◆ What is needed ◆
Lines that include the word "this" are the ones to copy.

◆ Data section ◆
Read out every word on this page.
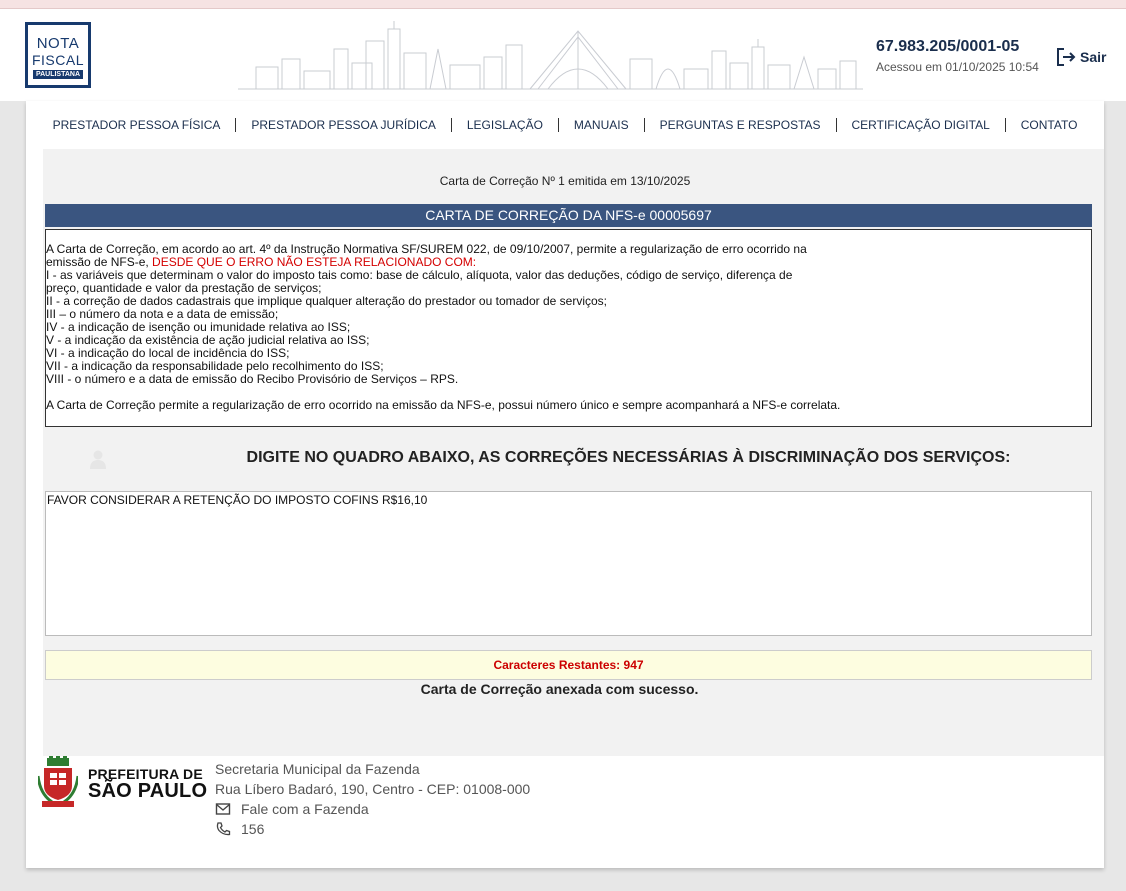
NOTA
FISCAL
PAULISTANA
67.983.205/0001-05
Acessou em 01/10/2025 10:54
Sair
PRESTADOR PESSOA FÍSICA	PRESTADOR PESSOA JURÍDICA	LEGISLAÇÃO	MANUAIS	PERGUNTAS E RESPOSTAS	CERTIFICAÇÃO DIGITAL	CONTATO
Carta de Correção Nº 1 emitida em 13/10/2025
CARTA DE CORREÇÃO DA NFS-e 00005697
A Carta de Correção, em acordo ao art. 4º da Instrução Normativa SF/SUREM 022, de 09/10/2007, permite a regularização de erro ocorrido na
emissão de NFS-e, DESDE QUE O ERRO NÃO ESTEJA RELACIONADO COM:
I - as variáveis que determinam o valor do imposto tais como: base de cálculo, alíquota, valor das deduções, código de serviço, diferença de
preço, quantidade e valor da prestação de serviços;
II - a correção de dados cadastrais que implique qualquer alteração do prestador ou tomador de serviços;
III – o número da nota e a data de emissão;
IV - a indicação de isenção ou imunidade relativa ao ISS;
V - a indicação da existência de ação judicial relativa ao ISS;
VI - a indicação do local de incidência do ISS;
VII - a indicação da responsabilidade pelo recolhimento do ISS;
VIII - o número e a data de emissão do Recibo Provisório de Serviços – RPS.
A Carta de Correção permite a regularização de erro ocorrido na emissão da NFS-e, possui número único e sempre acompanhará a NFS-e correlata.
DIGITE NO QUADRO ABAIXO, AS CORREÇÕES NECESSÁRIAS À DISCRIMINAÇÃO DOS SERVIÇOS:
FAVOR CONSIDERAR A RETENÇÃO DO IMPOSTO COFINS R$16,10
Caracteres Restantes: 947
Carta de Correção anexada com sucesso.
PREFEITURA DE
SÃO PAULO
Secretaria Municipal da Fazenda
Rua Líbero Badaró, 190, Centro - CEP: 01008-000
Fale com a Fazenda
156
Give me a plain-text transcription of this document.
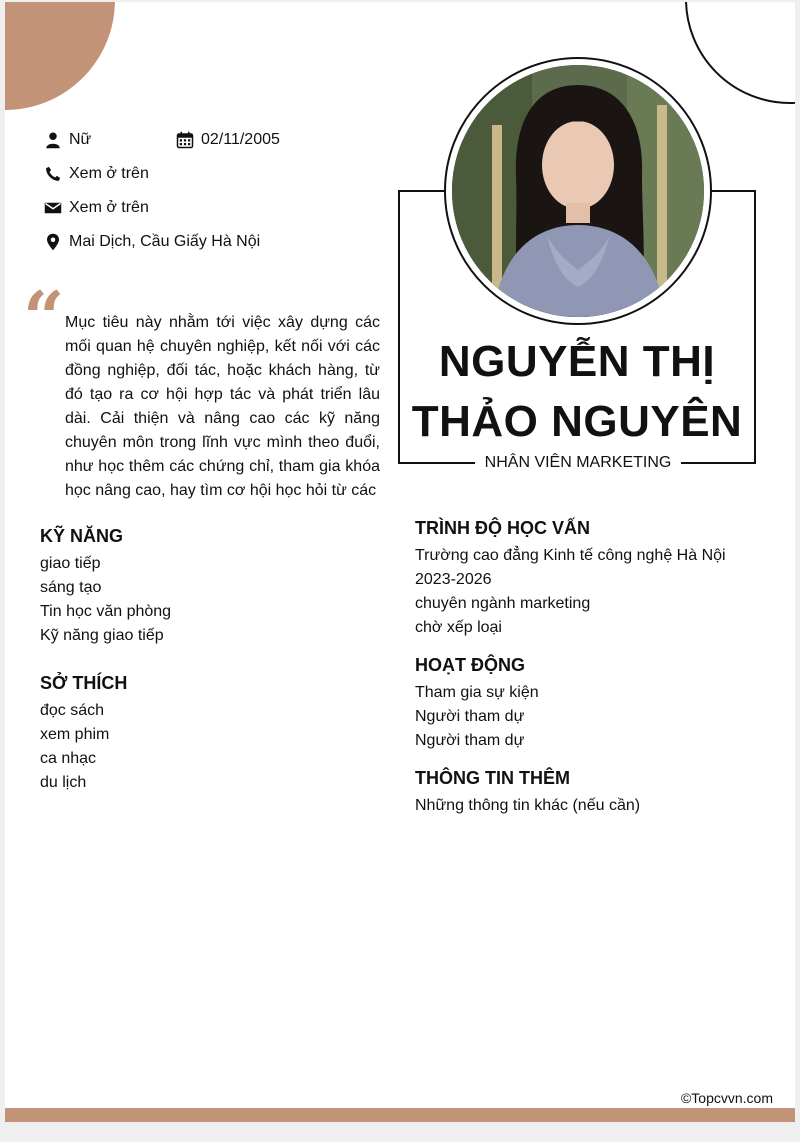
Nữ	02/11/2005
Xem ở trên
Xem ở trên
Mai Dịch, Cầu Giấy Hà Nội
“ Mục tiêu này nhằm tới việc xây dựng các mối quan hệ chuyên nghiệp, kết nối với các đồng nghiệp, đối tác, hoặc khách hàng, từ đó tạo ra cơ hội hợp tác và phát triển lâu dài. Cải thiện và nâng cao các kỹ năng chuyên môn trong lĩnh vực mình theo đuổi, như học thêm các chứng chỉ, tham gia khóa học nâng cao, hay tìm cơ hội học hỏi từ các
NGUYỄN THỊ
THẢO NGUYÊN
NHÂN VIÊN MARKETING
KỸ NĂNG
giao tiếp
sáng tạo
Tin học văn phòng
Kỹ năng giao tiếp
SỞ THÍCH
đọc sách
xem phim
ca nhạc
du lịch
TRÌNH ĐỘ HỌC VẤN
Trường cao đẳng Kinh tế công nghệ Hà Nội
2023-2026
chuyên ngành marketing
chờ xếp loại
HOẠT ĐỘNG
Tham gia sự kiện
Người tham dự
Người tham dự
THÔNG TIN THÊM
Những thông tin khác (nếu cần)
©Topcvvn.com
...
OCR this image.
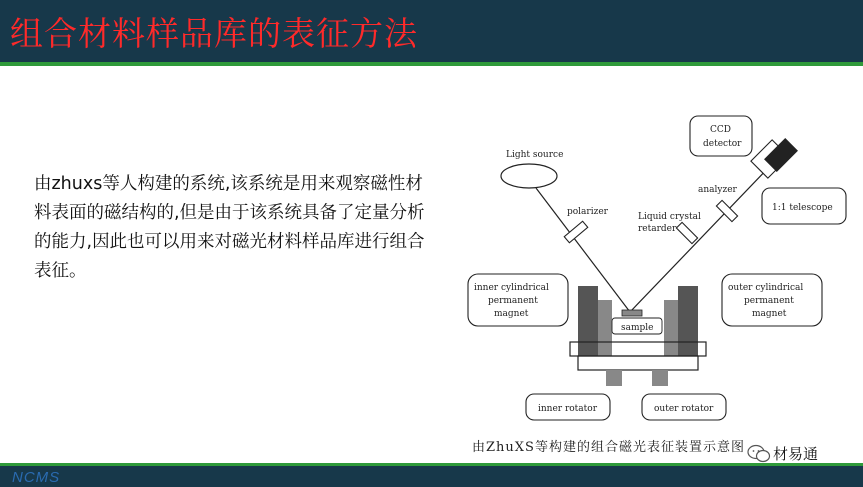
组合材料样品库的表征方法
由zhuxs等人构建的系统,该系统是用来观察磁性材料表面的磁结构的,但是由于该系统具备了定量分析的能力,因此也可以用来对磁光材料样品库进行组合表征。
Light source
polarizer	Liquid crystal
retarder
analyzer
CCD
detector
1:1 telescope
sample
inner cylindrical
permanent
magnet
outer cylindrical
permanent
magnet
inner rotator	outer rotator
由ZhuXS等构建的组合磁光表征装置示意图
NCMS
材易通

◆ Task solution ◆
Read out every word on this page.
Give me a plain-text transcription of this document.
OCR this image.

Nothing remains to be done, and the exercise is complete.